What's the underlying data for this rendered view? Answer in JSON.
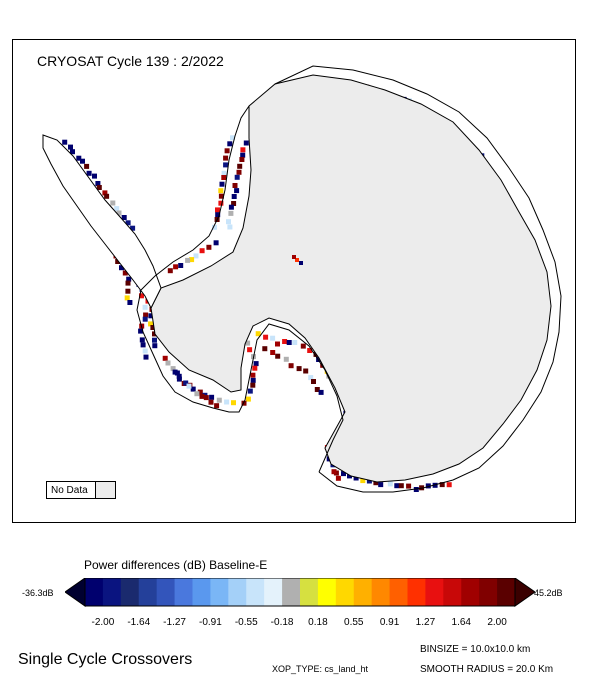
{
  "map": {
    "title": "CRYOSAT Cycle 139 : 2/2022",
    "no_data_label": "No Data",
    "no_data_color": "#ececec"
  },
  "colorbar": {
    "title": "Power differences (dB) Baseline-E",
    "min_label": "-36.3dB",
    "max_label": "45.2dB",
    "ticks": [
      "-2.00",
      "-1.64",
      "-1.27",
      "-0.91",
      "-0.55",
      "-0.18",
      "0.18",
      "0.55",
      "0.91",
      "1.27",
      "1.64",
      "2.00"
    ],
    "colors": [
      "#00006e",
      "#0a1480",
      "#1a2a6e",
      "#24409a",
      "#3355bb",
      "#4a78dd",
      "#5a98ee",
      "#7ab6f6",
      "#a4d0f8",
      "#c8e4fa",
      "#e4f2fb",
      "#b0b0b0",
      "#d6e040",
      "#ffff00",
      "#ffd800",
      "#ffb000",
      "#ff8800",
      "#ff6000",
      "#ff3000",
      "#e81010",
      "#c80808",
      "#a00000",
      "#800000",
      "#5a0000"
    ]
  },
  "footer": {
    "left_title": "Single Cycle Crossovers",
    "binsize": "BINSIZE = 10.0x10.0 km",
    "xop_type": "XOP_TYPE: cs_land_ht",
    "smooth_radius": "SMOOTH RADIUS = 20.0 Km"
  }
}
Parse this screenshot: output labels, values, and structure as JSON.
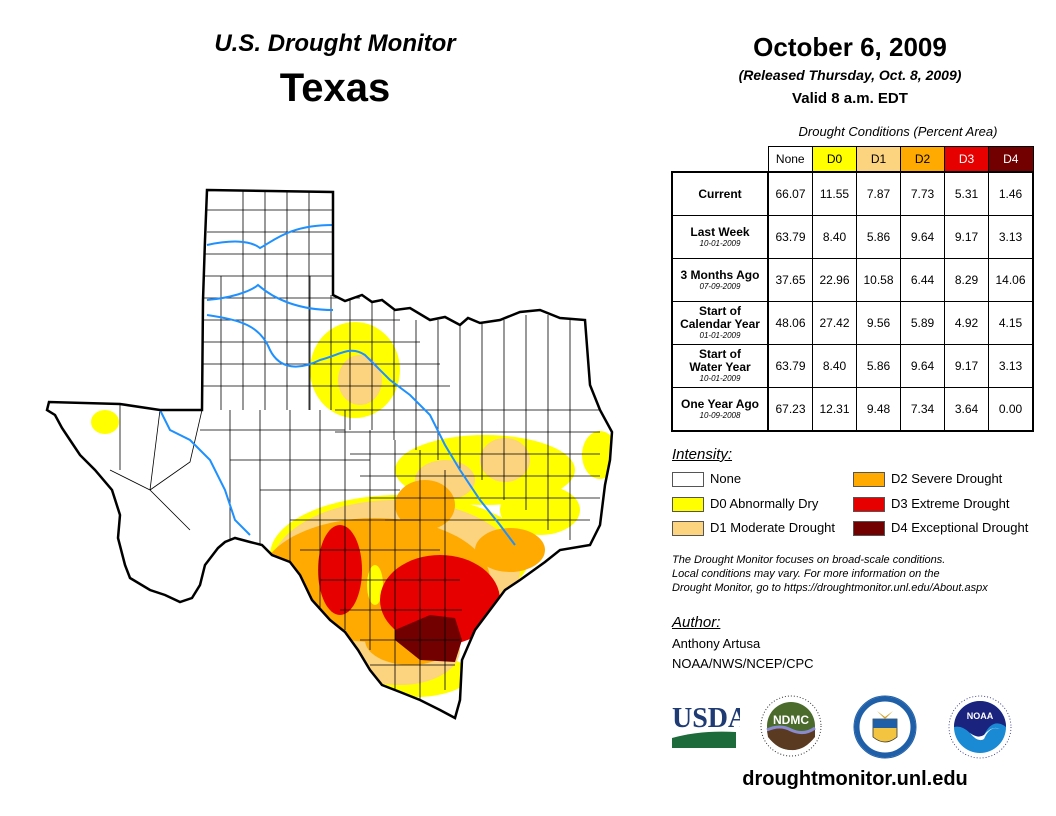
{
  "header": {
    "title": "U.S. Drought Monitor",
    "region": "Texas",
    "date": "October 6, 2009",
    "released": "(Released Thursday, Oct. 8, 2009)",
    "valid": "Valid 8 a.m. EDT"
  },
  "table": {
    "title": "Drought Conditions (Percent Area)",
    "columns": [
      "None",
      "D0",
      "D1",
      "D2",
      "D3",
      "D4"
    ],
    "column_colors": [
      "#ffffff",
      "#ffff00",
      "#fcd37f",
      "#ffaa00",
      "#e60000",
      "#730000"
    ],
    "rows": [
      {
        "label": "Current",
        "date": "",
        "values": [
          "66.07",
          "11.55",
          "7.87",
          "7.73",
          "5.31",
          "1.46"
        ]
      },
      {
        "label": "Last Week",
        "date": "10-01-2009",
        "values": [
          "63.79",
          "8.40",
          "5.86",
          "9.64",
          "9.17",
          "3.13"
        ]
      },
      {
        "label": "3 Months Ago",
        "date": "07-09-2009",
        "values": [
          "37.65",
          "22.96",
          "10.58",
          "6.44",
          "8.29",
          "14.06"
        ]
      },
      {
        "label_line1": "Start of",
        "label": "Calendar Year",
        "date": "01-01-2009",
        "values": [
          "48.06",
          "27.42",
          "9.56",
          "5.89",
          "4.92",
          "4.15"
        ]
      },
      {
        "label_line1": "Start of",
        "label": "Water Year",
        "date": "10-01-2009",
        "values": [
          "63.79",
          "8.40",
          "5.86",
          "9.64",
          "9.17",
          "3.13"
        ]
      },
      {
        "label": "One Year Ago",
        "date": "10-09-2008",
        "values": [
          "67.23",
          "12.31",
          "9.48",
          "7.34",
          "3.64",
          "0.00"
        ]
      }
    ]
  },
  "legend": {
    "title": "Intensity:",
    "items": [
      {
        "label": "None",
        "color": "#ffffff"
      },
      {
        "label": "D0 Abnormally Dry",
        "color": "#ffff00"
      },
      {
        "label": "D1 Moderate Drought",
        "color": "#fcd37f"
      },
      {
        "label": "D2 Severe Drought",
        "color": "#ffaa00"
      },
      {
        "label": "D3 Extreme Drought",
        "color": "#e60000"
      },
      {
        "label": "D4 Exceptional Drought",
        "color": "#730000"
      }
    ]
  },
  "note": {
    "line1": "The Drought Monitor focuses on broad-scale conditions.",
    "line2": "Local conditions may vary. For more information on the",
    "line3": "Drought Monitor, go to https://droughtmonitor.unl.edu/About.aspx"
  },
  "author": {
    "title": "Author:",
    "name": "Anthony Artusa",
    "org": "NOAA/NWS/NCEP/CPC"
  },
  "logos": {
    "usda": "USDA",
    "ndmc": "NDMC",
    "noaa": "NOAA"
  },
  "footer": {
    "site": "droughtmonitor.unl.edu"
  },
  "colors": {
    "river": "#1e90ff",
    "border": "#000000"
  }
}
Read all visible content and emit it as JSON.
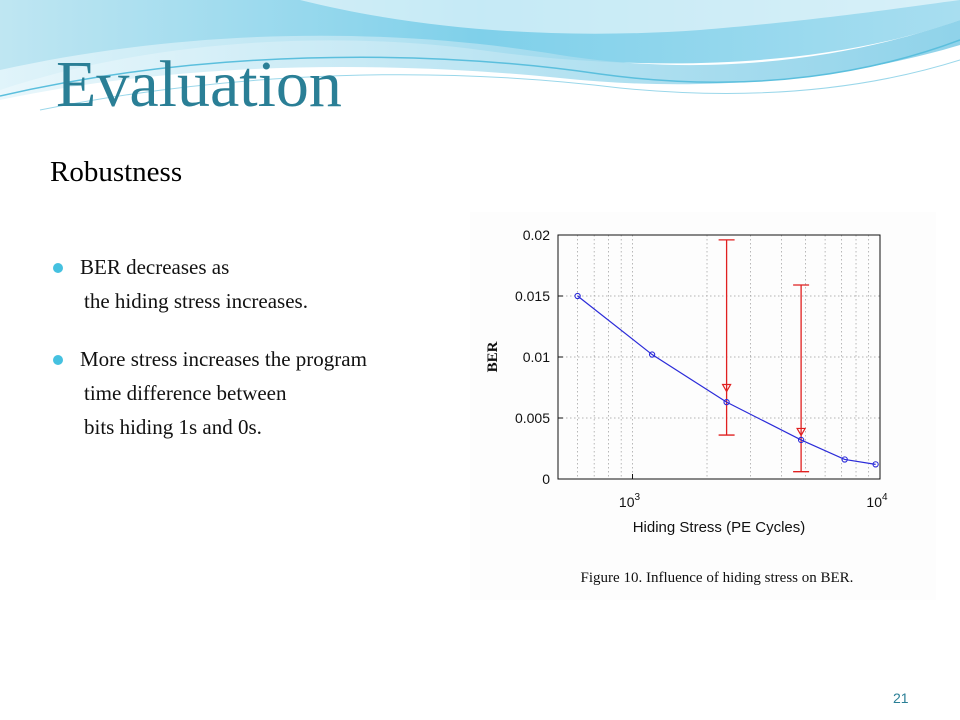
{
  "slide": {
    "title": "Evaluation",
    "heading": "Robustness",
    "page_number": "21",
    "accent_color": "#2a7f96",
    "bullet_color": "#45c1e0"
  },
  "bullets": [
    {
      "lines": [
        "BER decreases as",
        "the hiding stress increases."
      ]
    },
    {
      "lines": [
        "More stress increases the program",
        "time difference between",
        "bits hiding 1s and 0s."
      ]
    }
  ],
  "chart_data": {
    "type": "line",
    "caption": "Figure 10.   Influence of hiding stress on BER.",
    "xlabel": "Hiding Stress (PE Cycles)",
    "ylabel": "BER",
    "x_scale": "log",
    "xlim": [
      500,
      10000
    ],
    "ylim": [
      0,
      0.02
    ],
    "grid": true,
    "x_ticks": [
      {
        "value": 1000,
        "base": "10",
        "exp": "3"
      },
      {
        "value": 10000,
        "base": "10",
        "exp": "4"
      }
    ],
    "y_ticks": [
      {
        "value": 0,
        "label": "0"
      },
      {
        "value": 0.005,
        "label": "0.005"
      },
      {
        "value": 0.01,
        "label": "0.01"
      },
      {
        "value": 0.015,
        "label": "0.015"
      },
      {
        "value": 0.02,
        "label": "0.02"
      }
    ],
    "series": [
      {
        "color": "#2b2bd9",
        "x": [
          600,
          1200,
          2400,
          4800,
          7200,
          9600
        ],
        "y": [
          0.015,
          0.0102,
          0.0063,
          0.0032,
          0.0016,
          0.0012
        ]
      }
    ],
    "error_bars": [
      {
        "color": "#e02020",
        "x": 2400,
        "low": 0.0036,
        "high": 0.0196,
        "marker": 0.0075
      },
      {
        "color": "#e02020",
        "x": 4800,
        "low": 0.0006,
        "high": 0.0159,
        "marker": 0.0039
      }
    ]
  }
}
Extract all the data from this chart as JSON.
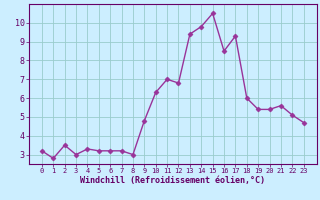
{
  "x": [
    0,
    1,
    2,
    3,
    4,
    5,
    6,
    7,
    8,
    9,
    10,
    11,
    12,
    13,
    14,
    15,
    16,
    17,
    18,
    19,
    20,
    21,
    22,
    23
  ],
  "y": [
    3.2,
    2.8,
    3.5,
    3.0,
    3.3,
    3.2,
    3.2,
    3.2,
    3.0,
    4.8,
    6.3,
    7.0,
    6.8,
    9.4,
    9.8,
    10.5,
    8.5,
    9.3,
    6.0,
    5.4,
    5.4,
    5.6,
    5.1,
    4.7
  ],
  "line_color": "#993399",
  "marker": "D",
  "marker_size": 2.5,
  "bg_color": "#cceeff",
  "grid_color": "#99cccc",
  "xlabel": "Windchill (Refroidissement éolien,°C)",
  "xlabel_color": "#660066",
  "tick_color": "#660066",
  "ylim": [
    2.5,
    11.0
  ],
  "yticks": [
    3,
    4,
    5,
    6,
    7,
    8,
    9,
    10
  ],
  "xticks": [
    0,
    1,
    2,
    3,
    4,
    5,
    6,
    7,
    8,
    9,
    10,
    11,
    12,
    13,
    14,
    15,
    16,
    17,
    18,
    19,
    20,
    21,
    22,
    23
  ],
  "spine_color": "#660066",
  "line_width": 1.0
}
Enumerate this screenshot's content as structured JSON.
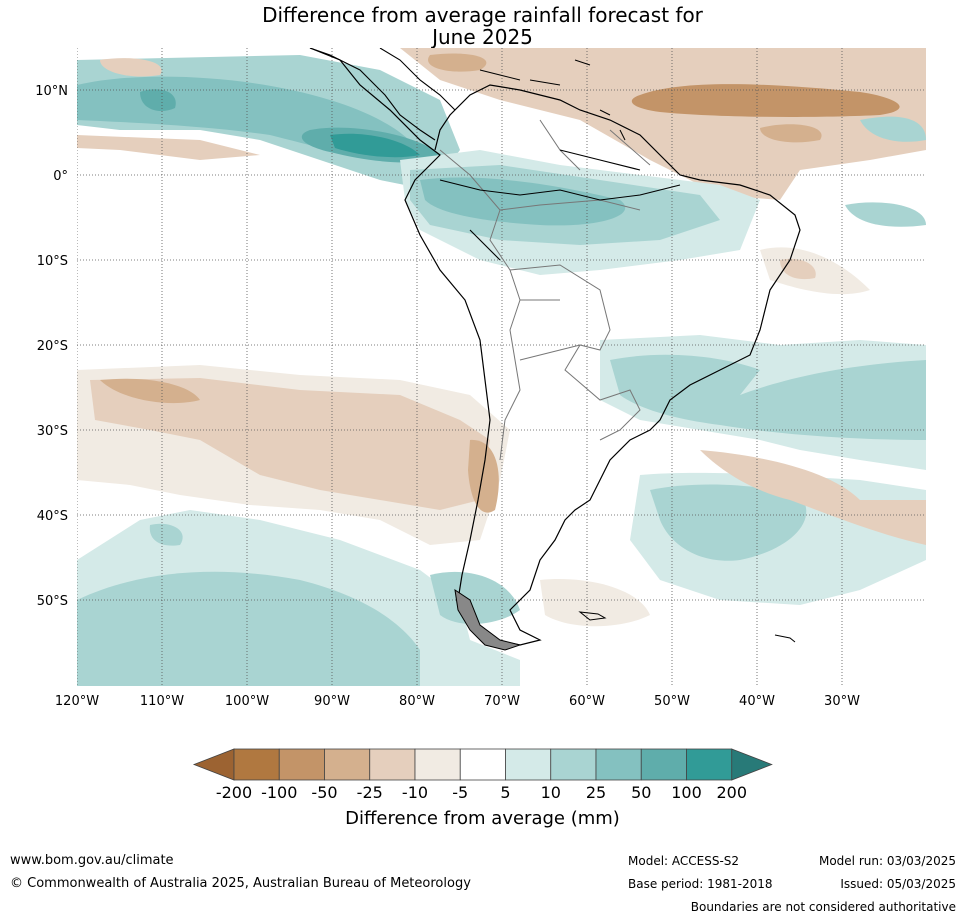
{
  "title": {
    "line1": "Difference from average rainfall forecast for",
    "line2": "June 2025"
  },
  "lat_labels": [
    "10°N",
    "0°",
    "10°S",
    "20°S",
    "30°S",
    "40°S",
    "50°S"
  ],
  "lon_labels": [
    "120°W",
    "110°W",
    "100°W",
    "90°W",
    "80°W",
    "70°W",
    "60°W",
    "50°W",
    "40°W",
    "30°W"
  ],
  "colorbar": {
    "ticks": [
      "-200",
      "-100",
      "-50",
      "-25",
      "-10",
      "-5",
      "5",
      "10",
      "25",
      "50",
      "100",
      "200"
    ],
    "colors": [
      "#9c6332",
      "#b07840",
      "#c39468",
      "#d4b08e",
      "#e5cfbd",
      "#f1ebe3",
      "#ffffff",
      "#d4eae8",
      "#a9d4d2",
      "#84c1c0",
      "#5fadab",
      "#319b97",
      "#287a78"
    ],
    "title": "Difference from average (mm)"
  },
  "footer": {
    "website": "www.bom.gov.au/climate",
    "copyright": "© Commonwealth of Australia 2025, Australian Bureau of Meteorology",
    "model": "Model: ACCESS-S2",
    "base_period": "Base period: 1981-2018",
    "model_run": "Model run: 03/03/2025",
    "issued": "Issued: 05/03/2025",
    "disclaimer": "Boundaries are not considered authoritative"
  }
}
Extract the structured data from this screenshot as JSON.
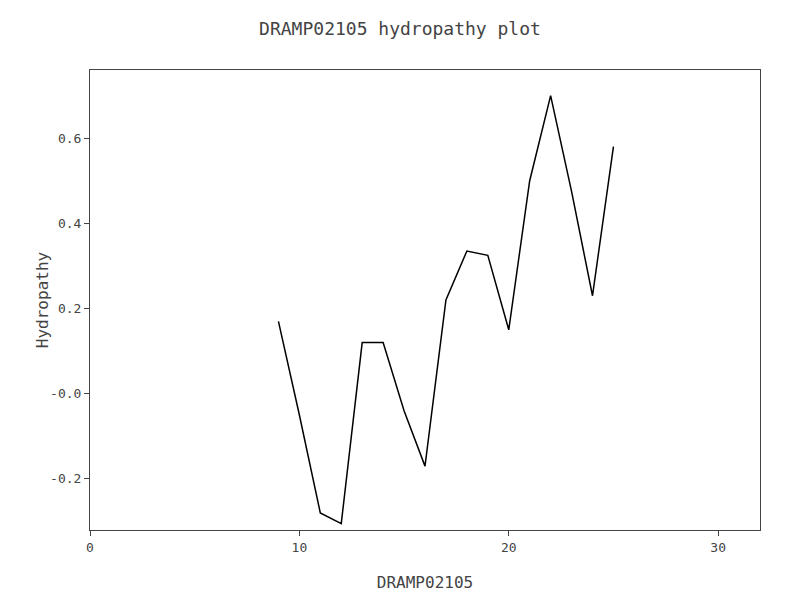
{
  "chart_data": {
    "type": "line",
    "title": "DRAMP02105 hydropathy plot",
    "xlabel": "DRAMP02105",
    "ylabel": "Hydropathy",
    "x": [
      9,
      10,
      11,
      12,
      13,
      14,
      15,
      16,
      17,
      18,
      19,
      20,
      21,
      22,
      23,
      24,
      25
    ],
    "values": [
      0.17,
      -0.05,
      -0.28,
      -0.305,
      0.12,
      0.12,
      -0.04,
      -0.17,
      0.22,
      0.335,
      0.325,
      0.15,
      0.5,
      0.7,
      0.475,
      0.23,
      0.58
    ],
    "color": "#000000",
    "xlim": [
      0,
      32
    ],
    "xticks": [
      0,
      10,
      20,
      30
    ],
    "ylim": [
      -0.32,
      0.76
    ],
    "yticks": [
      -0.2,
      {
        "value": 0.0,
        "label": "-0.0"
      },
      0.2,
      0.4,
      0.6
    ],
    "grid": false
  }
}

##########

- **What is expected**: Return only those lines of the records that contain the string "structured".

- **Result of the task**:
Enumerate this screenshot's content as structured JSON.
Extract the structured data from this screenshot as JSON.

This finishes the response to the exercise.